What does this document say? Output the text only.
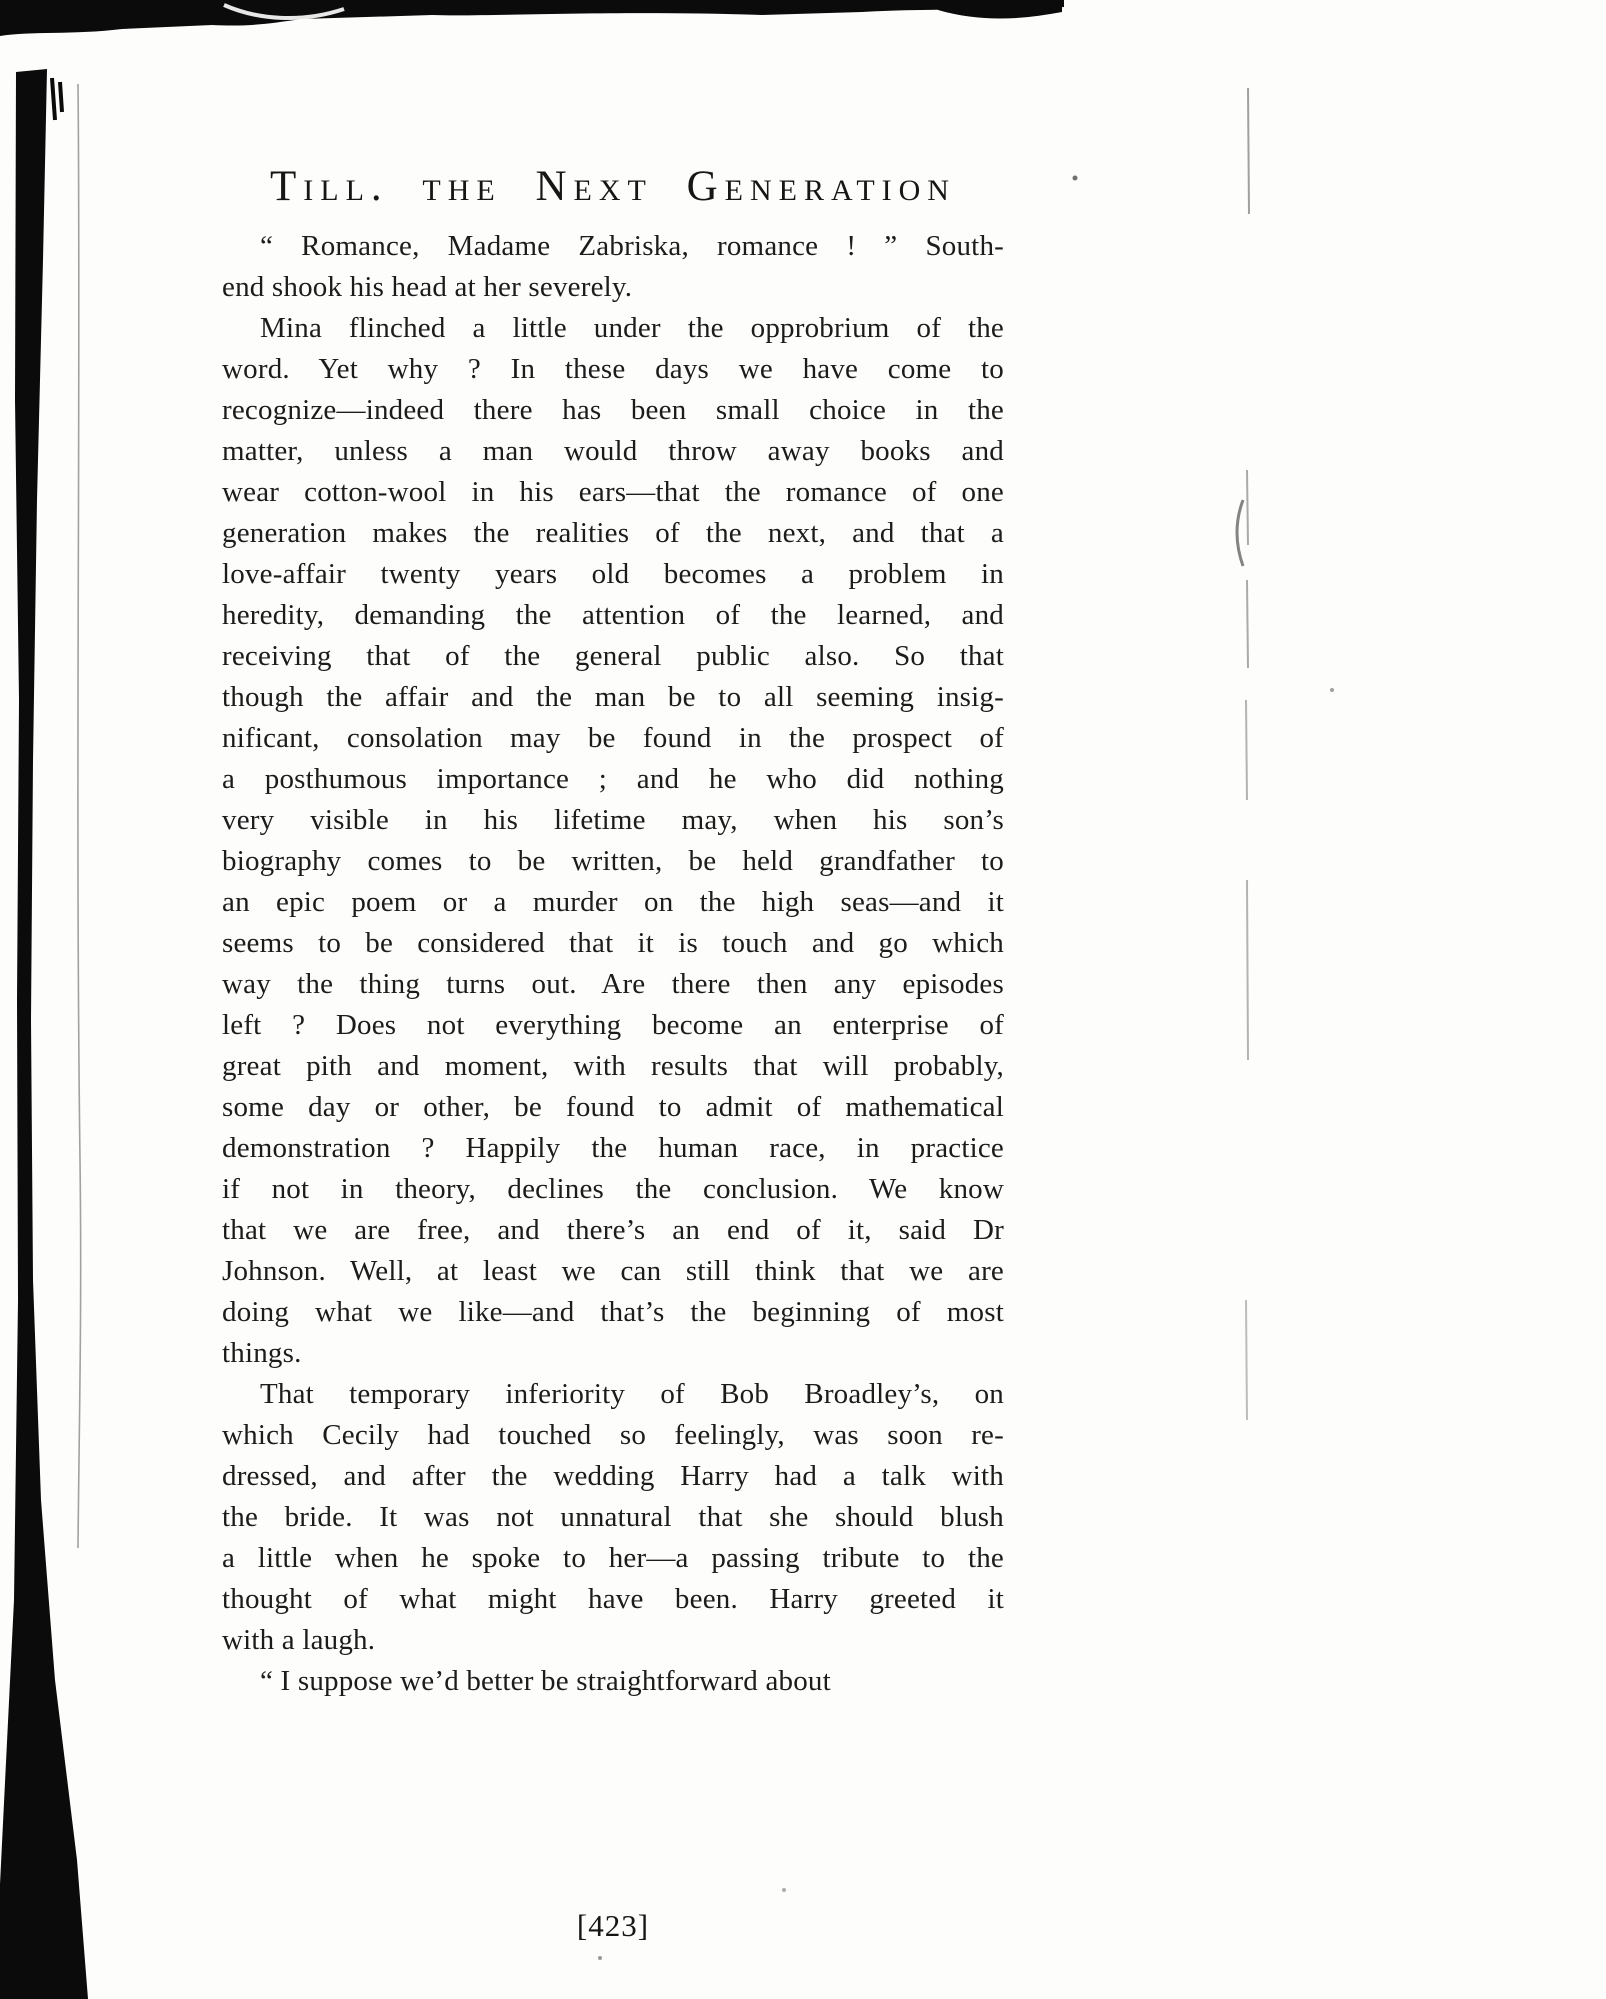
Till. the Next Generation
“ Romance, Madame Zabriska, romance ! ” South-
end shook his head at her severely.
Mina flinched a little under the opprobrium of the
word. Yet why ? In these days we have come to
recognize—indeed there has been small choice in the
matter, unless a man would throw away books and
wear cotton-wool in his ears—that the romance of one
generation makes the realities of the next, and that a
love-affair twenty years old becomes a problem in
heredity, demanding the attention of the learned, and
receiving that of the general public also. So that
though the affair and the man be to all seeming insig-
nificant, consolation may be found in the prospect of
a posthumous importance ; and he who did nothing
very visible in his lifetime may, when his son’s
biography comes to be written, be held grandfather to
an epic poem or a murder on the high seas—and it
seems to be considered that it is touch and go which
way the thing turns out. Are there then any episodes
left ? Does not everything become an enterprise of
great pith and moment, with results that will probably,
some day or other, be found to admit of mathematical
demonstration ? Happily the human race, in practice
if not in theory, declines the conclusion. We know
that we are free, and there’s an end of it, said Dr
Johnson. Well, at least we can still think that we are
doing what we like—and that’s the beginning of most
things.
That temporary inferiority of Bob Broadley’s, on
which Cecily had touched so feelingly, was soon re-
dressed, and after the wedding Harry had a talk with
the bride. It was not unnatural that she should blush
a little when he spoke to her—a passing tribute to the
thought of what might have been. Harry greeted it
with a laugh.
“ I suppose we’d better be straightforward about
[423]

==========

Task directions: Where a line holds the string "there", copy that line.

Answer to this exercise:
recognize—indeed there has been small choice in the
way the thing turns out. Are there then any episodes
that we are free, and there’s an end of it, said Dr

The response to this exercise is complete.